▶ _AIM_:
Print the data exactly as it is given, please.

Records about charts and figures
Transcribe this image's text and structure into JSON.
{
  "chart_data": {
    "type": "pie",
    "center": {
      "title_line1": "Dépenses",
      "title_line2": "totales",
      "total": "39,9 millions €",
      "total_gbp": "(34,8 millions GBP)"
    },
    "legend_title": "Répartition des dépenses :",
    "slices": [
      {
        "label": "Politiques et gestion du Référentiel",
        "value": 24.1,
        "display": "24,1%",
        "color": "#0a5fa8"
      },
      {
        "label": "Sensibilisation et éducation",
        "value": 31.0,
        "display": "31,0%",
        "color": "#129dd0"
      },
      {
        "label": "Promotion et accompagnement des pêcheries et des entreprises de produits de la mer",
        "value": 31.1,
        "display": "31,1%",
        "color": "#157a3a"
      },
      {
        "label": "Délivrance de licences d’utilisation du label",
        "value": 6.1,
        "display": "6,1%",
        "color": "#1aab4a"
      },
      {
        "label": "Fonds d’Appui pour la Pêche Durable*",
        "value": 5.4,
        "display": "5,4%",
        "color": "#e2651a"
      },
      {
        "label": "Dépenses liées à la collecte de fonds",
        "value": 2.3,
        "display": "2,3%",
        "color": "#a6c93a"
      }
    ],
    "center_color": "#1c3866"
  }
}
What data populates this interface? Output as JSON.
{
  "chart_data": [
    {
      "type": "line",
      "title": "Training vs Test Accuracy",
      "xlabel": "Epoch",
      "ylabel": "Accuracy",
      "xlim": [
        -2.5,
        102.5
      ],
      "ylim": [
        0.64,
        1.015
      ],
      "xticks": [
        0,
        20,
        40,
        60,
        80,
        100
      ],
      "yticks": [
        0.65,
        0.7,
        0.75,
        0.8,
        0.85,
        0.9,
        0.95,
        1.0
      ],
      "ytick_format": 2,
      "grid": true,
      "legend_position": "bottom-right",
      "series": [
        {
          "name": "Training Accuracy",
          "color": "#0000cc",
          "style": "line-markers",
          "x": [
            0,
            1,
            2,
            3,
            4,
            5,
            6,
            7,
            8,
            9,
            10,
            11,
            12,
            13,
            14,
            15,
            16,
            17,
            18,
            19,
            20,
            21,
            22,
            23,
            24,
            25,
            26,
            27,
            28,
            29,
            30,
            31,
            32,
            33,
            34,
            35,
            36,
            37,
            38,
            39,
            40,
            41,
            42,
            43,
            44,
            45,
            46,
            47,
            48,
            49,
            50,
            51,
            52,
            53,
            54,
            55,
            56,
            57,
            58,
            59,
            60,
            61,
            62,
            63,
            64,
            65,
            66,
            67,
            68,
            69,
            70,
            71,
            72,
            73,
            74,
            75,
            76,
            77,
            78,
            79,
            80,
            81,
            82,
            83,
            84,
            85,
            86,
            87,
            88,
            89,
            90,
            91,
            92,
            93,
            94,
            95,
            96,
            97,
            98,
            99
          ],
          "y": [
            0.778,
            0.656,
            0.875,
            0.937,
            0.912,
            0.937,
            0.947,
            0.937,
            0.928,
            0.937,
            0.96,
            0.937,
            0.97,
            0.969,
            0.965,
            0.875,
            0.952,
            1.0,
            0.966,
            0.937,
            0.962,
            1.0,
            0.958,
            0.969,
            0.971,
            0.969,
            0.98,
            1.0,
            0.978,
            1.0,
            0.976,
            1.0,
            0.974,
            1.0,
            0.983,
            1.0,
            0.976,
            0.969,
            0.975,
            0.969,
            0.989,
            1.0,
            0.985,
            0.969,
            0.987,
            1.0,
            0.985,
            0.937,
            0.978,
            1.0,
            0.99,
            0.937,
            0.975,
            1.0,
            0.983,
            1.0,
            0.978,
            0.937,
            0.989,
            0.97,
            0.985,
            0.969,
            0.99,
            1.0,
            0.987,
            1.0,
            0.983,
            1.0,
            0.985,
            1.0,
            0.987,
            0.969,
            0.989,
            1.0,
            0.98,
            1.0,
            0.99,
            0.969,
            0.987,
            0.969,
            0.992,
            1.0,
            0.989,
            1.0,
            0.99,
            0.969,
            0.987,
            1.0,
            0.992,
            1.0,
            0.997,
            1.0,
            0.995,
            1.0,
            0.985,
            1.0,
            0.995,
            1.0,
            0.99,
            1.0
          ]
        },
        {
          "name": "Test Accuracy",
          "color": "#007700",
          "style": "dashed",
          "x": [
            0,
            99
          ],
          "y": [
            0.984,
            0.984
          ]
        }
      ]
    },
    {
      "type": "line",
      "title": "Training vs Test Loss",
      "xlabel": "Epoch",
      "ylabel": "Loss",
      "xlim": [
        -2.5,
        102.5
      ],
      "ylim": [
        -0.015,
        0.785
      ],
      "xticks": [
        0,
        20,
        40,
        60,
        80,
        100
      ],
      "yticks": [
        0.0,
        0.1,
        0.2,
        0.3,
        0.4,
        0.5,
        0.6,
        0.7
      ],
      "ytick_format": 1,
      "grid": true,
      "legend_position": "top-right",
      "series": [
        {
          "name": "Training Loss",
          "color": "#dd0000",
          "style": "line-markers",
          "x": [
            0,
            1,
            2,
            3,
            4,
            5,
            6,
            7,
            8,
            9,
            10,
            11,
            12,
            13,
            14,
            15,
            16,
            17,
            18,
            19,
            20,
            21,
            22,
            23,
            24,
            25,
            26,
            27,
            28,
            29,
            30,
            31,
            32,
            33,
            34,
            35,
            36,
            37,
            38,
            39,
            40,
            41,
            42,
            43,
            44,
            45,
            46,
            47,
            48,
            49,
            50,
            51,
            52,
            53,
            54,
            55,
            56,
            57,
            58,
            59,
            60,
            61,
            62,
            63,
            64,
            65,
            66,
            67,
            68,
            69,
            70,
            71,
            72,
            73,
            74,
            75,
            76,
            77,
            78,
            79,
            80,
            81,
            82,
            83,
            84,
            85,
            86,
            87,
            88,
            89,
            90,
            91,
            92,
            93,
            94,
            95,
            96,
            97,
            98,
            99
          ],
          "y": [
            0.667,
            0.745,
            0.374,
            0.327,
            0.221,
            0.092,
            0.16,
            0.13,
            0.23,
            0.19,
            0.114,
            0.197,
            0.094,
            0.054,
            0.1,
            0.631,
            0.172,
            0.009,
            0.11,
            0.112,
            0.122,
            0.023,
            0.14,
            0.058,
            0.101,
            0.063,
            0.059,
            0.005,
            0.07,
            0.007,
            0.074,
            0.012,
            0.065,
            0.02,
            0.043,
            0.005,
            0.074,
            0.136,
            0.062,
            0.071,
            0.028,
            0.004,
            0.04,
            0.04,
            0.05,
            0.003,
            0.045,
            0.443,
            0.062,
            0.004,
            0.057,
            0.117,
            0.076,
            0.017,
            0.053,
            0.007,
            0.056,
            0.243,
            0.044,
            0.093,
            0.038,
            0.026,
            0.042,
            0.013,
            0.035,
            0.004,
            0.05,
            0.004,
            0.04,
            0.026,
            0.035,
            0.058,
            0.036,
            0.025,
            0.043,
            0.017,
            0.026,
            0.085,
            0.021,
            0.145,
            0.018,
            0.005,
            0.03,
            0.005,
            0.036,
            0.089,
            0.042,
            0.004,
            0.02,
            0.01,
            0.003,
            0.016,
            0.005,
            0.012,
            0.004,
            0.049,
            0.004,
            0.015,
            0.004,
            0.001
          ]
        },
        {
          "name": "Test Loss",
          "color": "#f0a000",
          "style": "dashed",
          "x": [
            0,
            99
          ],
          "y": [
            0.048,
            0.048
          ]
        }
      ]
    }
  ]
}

▶ _WRITTEN ANSWER_:
Transcribe this image's text and structure into JSON.
{
  "chart_data": {
    "type": "pie",
    "center": {
      "title_line1": "Dépenses",
      "title_line2": "totales",
      "total": "39,9 millions €",
      "total_gbp": "(34,8 millions GBP)"
    },
    "legend_title": "Répartition des dépenses :",
    "slices": [
      {
        "label": "Politiques et gestion du Référentiel",
        "value": 24.1,
        "display": "24,1%",
        "color": "#0a5fa8"
      },
      {
        "label": "Sensibilisation et éducation",
        "value": 31.0,
        "display": "31,0%",
        "color": "#129dd0"
      },
      {
        "label": "Promotion et accompagnement des pêcheries et des entreprises de produits de la mer",
        "value": 31.1,
        "display": "31,1%",
        "color": "#157a3a"
      },
      {
        "label": "Délivrance de licences d’utilisation du label",
        "value": 6.1,
        "display": "6,1%",
        "color": "#1aab4a"
      },
      {
        "label": "Fonds d’Appui pour la Pêche Durable*",
        "value": 5.4,
        "display": "5,4%",
        "color": "#e2651a"
      },
      {
        "label": "Dépenses liées à la collecte de fonds",
        "value": 2.3,
        "display": "2,3%",
        "color": "#a6c93a"
      }
    ],
    "center_color": "#1c3866"
  }
}
What data populates this interface? Output as JSON.
{
  "chart_data": [
    {
      "type": "line",
      "title": "Training vs Test Accuracy",
      "xlabel": "Epoch",
      "ylabel": "Accuracy",
      "xlim": [
        -2.5,
        102.5
      ],
      "ylim": [
        0.64,
        1.015
      ],
      "xticks": [
        0,
        20,
        40,
        60,
        80,
        100
      ],
      "yticks": [
        0.65,
        0.7,
        0.75,
        0.8,
        0.85,
        0.9,
        0.95,
        1.0
      ],
      "ytick_format": 2,
      "grid": true,
      "legend_position": "bottom-right",
      "series": [
        {
          "name": "Training Accuracy",
          "color": "#0000cc",
          "style": "line-markers",
          "x": [
            0,
            1,
            2,
            3,
            4,
            5,
            6,
            7,
            8,
            9,
            10,
            11,
            12,
            13,
            14,
            15,
            16,
            17,
            18,
            19,
            20,
            21,
            22,
            23,
            24,
            25,
            26,
            27,
            28,
            29,
            30,
            31,
            32,
            33,
            34,
            35,
            36,
            37,
            38,
            39,
            40,
            41,
            42,
            43,
            44,
            45,
            46,
            47,
            48,
            49,
            50,
            51,
            52,
            53,
            54,
            55,
            56,
            57,
            58,
            59,
            60,
            61,
            62,
            63,
            64,
            65,
            66,
            67,
            68,
            69,
            70,
            71,
            72,
            73,
            74,
            75,
            76,
            77,
            78,
            79,
            80,
            81,
            82,
            83,
            84,
            85,
            86,
            87,
            88,
            89,
            90,
            91,
            92,
            93,
            94,
            95,
            96,
            97,
            98,
            99
          ],
          "y": [
            0.778,
            0.656,
            0.875,
            0.937,
            0.912,
            0.937,
            0.947,
            0.937,
            0.928,
            0.937,
            0.96,
            0.937,
            0.97,
            0.969,
            0.965,
            0.875,
            0.952,
            1.0,
            0.966,
            0.937,
            0.962,
            1.0,
            0.958,
            0.969,
            0.971,
            0.969,
            0.98,
            1.0,
            0.978,
            1.0,
            0.976,
            1.0,
            0.974,
            1.0,
            0.983,
            1.0,
            0.976,
            0.969,
            0.975,
            0.969,
            0.989,
            1.0,
            0.985,
            0.969,
            0.987,
            1.0,
            0.985,
            0.937,
            0.978,
            1.0,
            0.99,
            0.937,
            0.975,
            1.0,
            0.983,
            1.0,
            0.978,
            0.937,
            0.989,
            0.97,
            0.985,
            0.969,
            0.99,
            1.0,
            0.987,
            1.0,
            0.983,
            1.0,
            0.985,
            1.0,
            0.987,
            0.969,
            0.989,
            1.0,
            0.98,
            1.0,
            0.99,
            0.969,
            0.987,
            0.969,
            0.992,
            1.0,
            0.989,
            1.0,
            0.99,
            0.969,
            0.987,
            1.0,
            0.992,
            1.0,
            0.997,
            1.0,
            0.995,
            1.0,
            0.985,
            1.0,
            0.995,
            1.0,
            0.99,
            1.0
          ]
        },
        {
          "name": "Test Accuracy",
          "color": "#007700",
          "style": "dashed",
          "x": [
            0,
            99
          ],
          "y": [
            0.984,
            0.984
          ]
        }
      ]
    },
    {
      "type": "line",
      "title": "Training vs Test Loss",
      "xlabel": "Epoch",
      "ylabel": "Loss",
      "xlim": [
        -2.5,
        102.5
      ],
      "ylim": [
        -0.015,
        0.785
      ],
      "xticks": [
        0,
        20,
        40,
        60,
        80,
        100
      ],
      "yticks": [
        0.0,
        0.1,
        0.2,
        0.3,
        0.4,
        0.5,
        0.6,
        0.7
      ],
      "ytick_format": 1,
      "grid": true,
      "legend_position": "top-right",
      "series": [
        {
          "name": "Training Loss",
          "color": "#dd0000",
          "style": "line-markers",
          "x": [
            0,
            1,
            2,
            3,
            4,
            5,
            6,
            7,
            8,
            9,
            10,
            11,
            12,
            13,
            14,
            15,
            16,
            17,
            18,
            19,
            20,
            21,
            22,
            23,
            24,
            25,
            26,
            27,
            28,
            29,
            30,
            31,
            32,
            33,
            34,
            35,
            36,
            37,
            38,
            39,
            40,
            41,
            42,
            43,
            44,
            45,
            46,
            47,
            48,
            49,
            50,
            51,
            52,
            53,
            54,
            55,
            56,
            57,
            58,
            59,
            60,
            61,
            62,
            63,
            64,
            65,
            66,
            67,
            68,
            69,
            70,
            71,
            72,
            73,
            74,
            75,
            76,
            77,
            78,
            79,
            80,
            81,
            82,
            83,
            84,
            85,
            86,
            87,
            88,
            89,
            90,
            91,
            92,
            93,
            94,
            95,
            96,
            97,
            98,
            99
          ],
          "y": [
            0.667,
            0.745,
            0.374,
            0.327,
            0.221,
            0.092,
            0.16,
            0.13,
            0.23,
            0.19,
            0.114,
            0.197,
            0.094,
            0.054,
            0.1,
            0.631,
            0.172,
            0.009,
            0.11,
            0.112,
            0.122,
            0.023,
            0.14,
            0.058,
            0.101,
            0.063,
            0.059,
            0.005,
            0.07,
            0.007,
            0.074,
            0.012,
            0.065,
            0.02,
            0.043,
            0.005,
            0.074,
            0.136,
            0.062,
            0.071,
            0.028,
            0.004,
            0.04,
            0.04,
            0.05,
            0.003,
            0.045,
            0.443,
            0.062,
            0.004,
            0.057,
            0.117,
            0.076,
            0.017,
            0.053,
            0.007,
            0.056,
            0.243,
            0.044,
            0.093,
            0.038,
            0.026,
            0.042,
            0.013,
            0.035,
            0.004,
            0.05,
            0.004,
            0.04,
            0.026,
            0.035,
            0.058,
            0.036,
            0.025,
            0.043,
            0.017,
            0.026,
            0.085,
            0.021,
            0.145,
            0.018,
            0.005,
            0.03,
            0.005,
            0.036,
            0.089,
            0.042,
            0.004,
            0.02,
            0.01,
            0.003,
            0.016,
            0.005,
            0.012,
            0.004,
            0.049,
            0.004,
            0.015,
            0.004,
            0.001
          ]
        },
        {
          "name": "Test Loss",
          "color": "#f0a000",
          "style": "dashed",
          "x": [
            0,
            99
          ],
          "y": [
            0.048,
            0.048
          ]
        }
      ]
    }
  ]
}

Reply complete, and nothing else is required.